Set exercise: Reproduce every one of the following lines word for word, keeping their order.

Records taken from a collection

──────

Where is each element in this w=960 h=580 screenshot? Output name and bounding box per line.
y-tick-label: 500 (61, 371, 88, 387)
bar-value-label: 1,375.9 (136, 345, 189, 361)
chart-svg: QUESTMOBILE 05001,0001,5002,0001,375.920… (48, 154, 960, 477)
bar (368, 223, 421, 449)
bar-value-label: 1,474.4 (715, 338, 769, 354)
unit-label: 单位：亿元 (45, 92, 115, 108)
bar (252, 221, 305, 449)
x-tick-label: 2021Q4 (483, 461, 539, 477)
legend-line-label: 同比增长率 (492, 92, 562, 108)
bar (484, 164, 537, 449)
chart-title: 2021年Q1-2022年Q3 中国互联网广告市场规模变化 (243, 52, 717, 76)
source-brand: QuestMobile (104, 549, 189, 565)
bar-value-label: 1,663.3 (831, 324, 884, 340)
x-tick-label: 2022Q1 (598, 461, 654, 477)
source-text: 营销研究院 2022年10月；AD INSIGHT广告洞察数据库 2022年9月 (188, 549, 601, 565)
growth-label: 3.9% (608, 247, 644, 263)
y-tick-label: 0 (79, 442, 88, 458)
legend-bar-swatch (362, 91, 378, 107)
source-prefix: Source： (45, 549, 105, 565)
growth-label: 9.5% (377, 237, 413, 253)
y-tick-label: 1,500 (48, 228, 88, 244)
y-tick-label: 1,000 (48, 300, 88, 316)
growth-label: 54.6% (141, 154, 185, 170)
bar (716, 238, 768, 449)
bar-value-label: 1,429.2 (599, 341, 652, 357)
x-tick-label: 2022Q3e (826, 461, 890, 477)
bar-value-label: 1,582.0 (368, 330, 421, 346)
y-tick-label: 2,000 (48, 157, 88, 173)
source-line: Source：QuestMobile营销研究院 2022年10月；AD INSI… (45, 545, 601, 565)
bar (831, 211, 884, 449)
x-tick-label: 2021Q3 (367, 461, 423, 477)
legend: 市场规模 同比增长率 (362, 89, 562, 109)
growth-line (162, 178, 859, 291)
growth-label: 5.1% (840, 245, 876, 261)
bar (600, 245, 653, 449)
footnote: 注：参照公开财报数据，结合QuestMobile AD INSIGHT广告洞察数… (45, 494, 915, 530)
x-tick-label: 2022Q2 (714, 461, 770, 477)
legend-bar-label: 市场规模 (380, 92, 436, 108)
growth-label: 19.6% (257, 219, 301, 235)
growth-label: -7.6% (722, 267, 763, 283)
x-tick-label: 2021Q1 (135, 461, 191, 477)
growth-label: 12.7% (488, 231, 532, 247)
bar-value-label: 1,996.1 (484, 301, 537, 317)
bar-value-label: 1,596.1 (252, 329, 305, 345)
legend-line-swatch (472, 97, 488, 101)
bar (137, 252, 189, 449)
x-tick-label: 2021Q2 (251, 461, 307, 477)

──────

Task result:
Where is each element in this w=960 h=580 screenshot? Output name and bounding box per line.
y-tick-label: 500 (61, 371, 88, 387)
bar-value-label: 1,375.9 (136, 345, 189, 361)
chart-svg: QUESTMOBILE 05001,0001,5002,0001,375.920… (48, 154, 960, 477)
bar (368, 223, 421, 449)
bar-value-label: 1,474.4 (715, 338, 769, 354)
unit-label: 单位：亿元 (45, 92, 115, 108)
bar (252, 221, 305, 449)
x-tick-label: 2021Q4 (483, 461, 539, 477)
legend-line-label: 同比增长率 (492, 92, 562, 108)
bar (484, 164, 537, 449)
chart-title: 2021年Q1-2022年Q3 中国互联网广告市场规模变化 (243, 52, 717, 76)
source-brand: QuestMobile (104, 549, 189, 565)
bar-value-label: 1,663.3 (831, 324, 884, 340)
x-tick-label: 2022Q1 (598, 461, 654, 477)
source-text: 营销研究院 2022年10月；AD INSIGHT广告洞察数据库 2022年9月 (188, 549, 601, 565)
growth-label: 3.9% (608, 247, 644, 263)
y-tick-label: 0 (79, 442, 88, 458)
legend-bar-swatch (362, 91, 378, 107)
source-prefix: Source： (45, 549, 105, 565)
growth-label: 9.5% (377, 237, 413, 253)
y-tick-label: 1,500 (48, 228, 88, 244)
y-tick-label: 1,000 (48, 300, 88, 316)
growth-label: 54.6% (141, 154, 185, 170)
bar (716, 238, 768, 449)
bar-value-label: 1,429.2 (599, 341, 652, 357)
x-tick-label: 2022Q3e (826, 461, 890, 477)
bar-value-label: 1,582.0 (368, 330, 421, 346)
y-tick-label: 2,000 (48, 157, 88, 173)
source-line: Source：QuestMobile营销研究院 2022年10月；AD INSI… (45, 545, 601, 565)
bar (831, 211, 884, 449)
x-tick-label: 2021Q3 (367, 461, 423, 477)
legend: 市场规模 同比增长率 (362, 89, 562, 109)
growth-line (162, 178, 859, 291)
growth-label: 5.1% (840, 245, 876, 261)
bar (600, 245, 653, 449)
footnote: 注：参照公开财报数据，结合QuestMobile AD INSIGHT广告洞察数… (45, 494, 915, 530)
x-tick-label: 2022Q2 (714, 461, 770, 477)
legend-bar-label: 市场规模 (380, 92, 436, 108)
growth-label: 19.6% (257, 219, 301, 235)
growth-label: -7.6% (722, 267, 763, 283)
x-tick-label: 2021Q1 (135, 461, 191, 477)
growth-label: 12.7% (488, 231, 532, 247)
bar-value-label: 1,996.1 (484, 301, 537, 317)
bar-value-label: 1,596.1 (252, 329, 305, 345)
legend-line-swatch (472, 97, 488, 101)
bar (137, 252, 189, 449)
x-tick-label: 2021Q2 (251, 461, 307, 477)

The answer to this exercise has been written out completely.